INPUT DATA:
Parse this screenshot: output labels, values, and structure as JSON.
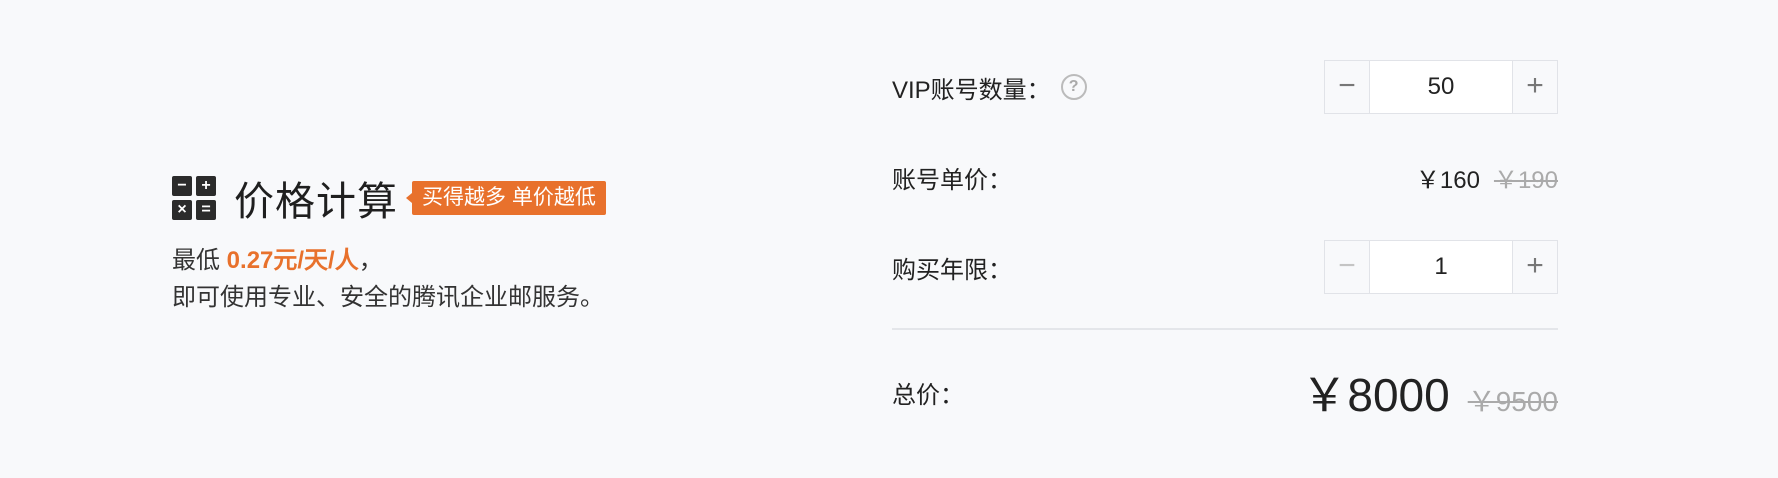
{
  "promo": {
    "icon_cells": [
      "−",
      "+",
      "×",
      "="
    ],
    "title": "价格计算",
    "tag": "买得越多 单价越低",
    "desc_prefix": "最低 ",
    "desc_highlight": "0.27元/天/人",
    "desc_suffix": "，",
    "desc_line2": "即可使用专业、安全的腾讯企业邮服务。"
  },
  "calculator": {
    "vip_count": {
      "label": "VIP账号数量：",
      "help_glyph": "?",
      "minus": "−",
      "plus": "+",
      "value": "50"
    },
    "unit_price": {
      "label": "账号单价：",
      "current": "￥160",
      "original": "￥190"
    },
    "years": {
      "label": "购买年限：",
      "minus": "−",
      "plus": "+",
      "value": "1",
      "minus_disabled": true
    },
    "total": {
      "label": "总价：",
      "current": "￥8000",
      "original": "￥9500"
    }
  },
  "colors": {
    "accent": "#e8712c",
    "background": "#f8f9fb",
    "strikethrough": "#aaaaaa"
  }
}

SHORT TASK: Images should not appear in the copy; retype the listing above exactly.

COMPLETED TASK:
Parse this screenshot: output labels, values, and structure as JSON.
{
  "promo": {
    "icon_cells": [
      "−",
      "+",
      "×",
      "="
    ],
    "title": "价格计算",
    "tag": "买得越多 单价越低",
    "desc_prefix": "最低 ",
    "desc_highlight": "0.27元/天/人",
    "desc_suffix": "，",
    "desc_line2": "即可使用专业、安全的腾讯企业邮服务。"
  },
  "calculator": {
    "vip_count": {
      "label": "VIP账号数量：",
      "help_glyph": "?",
      "minus": "−",
      "plus": "+",
      "value": "50"
    },
    "unit_price": {
      "label": "账号单价：",
      "current": "￥160",
      "original": "￥190"
    },
    "years": {
      "label": "购买年限：",
      "minus": "−",
      "plus": "+",
      "value": "1",
      "minus_disabled": true
    },
    "total": {
      "label": "总价：",
      "current": "￥8000",
      "original": "￥9500"
    }
  },
  "colors": {
    "accent": "#e8712c",
    "background": "#f8f9fb",
    "strikethrough": "#aaaaaa"
  }
}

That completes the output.